Stored records
───

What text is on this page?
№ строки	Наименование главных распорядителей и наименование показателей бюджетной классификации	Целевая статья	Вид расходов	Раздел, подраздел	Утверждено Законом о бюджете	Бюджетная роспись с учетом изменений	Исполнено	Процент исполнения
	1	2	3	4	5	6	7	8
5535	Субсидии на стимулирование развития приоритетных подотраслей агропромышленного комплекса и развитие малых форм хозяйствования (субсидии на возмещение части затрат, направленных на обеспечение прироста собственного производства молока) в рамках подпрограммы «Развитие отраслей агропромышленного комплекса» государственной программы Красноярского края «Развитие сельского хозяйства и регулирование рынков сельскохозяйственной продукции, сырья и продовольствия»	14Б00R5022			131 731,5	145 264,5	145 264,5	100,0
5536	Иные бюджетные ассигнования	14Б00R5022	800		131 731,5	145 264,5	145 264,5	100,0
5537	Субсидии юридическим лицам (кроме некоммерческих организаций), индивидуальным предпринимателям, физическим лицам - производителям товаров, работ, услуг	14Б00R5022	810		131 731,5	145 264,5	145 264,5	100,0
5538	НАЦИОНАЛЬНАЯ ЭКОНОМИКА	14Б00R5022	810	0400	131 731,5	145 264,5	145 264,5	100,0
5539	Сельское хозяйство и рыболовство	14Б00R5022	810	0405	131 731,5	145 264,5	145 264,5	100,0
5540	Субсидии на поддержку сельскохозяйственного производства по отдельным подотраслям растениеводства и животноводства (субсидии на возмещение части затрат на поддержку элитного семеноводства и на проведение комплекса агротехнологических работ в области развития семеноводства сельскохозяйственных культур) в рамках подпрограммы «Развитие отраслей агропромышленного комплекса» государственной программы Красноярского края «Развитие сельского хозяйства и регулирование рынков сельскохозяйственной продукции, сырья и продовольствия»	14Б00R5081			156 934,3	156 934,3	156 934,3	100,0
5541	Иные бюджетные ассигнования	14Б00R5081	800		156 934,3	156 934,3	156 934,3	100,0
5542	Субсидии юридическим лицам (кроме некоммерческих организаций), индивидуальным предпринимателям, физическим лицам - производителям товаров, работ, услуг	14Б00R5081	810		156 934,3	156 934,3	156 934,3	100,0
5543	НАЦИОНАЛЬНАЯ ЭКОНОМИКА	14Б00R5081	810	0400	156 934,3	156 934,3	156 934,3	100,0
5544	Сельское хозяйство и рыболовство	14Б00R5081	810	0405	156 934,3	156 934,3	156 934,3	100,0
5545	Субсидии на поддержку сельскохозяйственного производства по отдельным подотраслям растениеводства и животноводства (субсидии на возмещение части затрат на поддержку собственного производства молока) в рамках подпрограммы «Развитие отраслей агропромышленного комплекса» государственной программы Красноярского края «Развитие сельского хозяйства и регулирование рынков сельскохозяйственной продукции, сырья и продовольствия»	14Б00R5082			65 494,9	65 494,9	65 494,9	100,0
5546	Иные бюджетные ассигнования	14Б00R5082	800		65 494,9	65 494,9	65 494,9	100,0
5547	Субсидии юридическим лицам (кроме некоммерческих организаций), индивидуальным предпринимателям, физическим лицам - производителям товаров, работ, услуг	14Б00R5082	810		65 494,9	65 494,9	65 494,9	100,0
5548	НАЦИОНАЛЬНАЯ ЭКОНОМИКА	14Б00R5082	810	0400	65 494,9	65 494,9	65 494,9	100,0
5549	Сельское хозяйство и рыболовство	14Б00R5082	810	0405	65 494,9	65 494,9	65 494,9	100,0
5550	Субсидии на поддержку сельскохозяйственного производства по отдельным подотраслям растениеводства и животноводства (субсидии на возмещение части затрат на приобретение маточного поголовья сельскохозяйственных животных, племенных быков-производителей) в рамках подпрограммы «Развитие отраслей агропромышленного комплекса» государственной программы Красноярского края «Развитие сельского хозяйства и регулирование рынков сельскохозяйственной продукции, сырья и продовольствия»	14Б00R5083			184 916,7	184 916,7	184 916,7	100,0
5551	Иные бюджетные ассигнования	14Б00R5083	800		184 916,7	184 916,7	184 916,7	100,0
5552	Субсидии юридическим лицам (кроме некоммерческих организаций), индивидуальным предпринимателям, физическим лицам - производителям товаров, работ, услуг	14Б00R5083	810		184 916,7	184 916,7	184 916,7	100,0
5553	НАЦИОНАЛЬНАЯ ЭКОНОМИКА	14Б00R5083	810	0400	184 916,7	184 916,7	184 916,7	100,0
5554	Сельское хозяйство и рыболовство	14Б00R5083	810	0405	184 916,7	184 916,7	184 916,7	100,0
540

───

◆ **Your instructions**
Copy the material above, line for line.

◆ **Written solution**
What text is on this page?
№ строки	Наименование главных распорядителей и наименование показателей бюджетной классификации	Целевая статья	Вид расходов	Раздел, подраздел	Утверждено Законом о бюджете	Бюджетная роспись с учетом изменений	Исполнено	Процент исполнения
	1	2	3	4	5	6	7	8
5535	Субсидии на стимулирование развития приоритетных подотраслей агропромышленного комплекса и развитие малых форм хозяйствования (субсидии на возмещение части затрат, направленных на обеспечение прироста собственного производства молока) в рамках подпрограммы «Развитие отраслей агропромышленного комплекса» государственной программы Красноярского края «Развитие сельского хозяйства и регулирование рынков сельскохозяйственной продукции, сырья и продовольствия»	14Б00R5022			131 731,5	145 264,5	145 264,5	100,0
5536	Иные бюджетные ассигнования	14Б00R5022	800		131 731,5	145 264,5	145 264,5	100,0
5537	Субсидии юридическим лицам (кроме некоммерческих организаций), индивидуальным предпринимателям, физическим лицам - производителям товаров, работ, услуг	14Б00R5022	810		131 731,5	145 264,5	145 264,5	100,0
5538	НАЦИОНАЛЬНАЯ ЭКОНОМИКА	14Б00R5022	810	0400	131 731,5	145 264,5	145 264,5	100,0
5539	Сельское хозяйство и рыболовство	14Б00R5022	810	0405	131 731,5	145 264,5	145 264,5	100,0
5540	Субсидии на поддержку сельскохозяйственного производства по отдельным подотраслям растениеводства и животноводства (субсидии на возмещение части затрат на поддержку элитного семеноводства и на проведение комплекса агротехнологических работ в области развития семеноводства сельскохозяйственных культур) в рамках подпрограммы «Развитие отраслей агропромышленного комплекса» государственной программы Красноярского края «Развитие сельского хозяйства и регулирование рынков сельскохозяйственной продукции, сырья и продовольствия»	14Б00R5081			156 934,3	156 934,3	156 934,3	100,0
5541	Иные бюджетные ассигнования	14Б00R5081	800		156 934,3	156 934,3	156 934,3	100,0
5542	Субсидии юридическим лицам (кроме некоммерческих организаций), индивидуальным предпринимателям, физическим лицам - производителям товаров, работ, услуг	14Б00R5081	810		156 934,3	156 934,3	156 934,3	100,0
5543	НАЦИОНАЛЬНАЯ ЭКОНОМИКА	14Б00R5081	810	0400	156 934,3	156 934,3	156 934,3	100,0
5544	Сельское хозяйство и рыболовство	14Б00R5081	810	0405	156 934,3	156 934,3	156 934,3	100,0
5545	Субсидии на поддержку сельскохозяйственного производства по отдельным подотраслям растениеводства и животноводства (субсидии на возмещение части затрат на поддержку собственного производства молока) в рамках подпрограммы «Развитие отраслей агропромышленного комплекса» государственной программы Красноярского края «Развитие сельского хозяйства и регулирование рынков сельскохозяйственной продукции, сырья и продовольствия»	14Б00R5082			65 494,9	65 494,9	65 494,9	100,0
5546	Иные бюджетные ассигнования	14Б00R5082	800		65 494,9	65 494,9	65 494,9	100,0
5547	Субсидии юридическим лицам (кроме некоммерческих организаций), индивидуальным предпринимателям, физическим лицам - производителям товаров, работ, услуг	14Б00R5082	810		65 494,9	65 494,9	65 494,9	100,0
5548	НАЦИОНАЛЬНАЯ ЭКОНОМИКА	14Б00R5082	810	0400	65 494,9	65 494,9	65 494,9	100,0
5549	Сельское хозяйство и рыболовство	14Б00R5082	810	0405	65 494,9	65 494,9	65 494,9	100,0
5550	Субсидии на поддержку сельскохозяйственного производства по отдельным подотраслям растениеводства и животноводства (субсидии на возмещение части затрат на приобретение маточного поголовья сельскохозяйственных животных, племенных быков-производителей) в рамках подпрограммы «Развитие отраслей агропромышленного комплекса» государственной программы Красноярского края «Развитие сельского хозяйства и регулирование рынков сельскохозяйственной продукции, сырья и продовольствия»	14Б00R5083			184 916,7	184 916,7	184 916,7	100,0
5551	Иные бюджетные ассигнования	14Б00R5083	800		184 916,7	184 916,7	184 916,7	100,0
5552	Субсидии юридическим лицам (кроме некоммерческих организаций), индивидуальным предпринимателям, физическим лицам - производителям товаров, работ, услуг	14Б00R5083	810		184 916,7	184 916,7	184 916,7	100,0
5553	НАЦИОНАЛЬНАЯ ЭКОНОМИКА	14Б00R5083	810	0400	184 916,7	184 916,7	184 916,7	100,0
5554	Сельское хозяйство и рыболовство	14Б00R5083	810	0405	184 916,7	184 916,7	184 916,7	100,0
540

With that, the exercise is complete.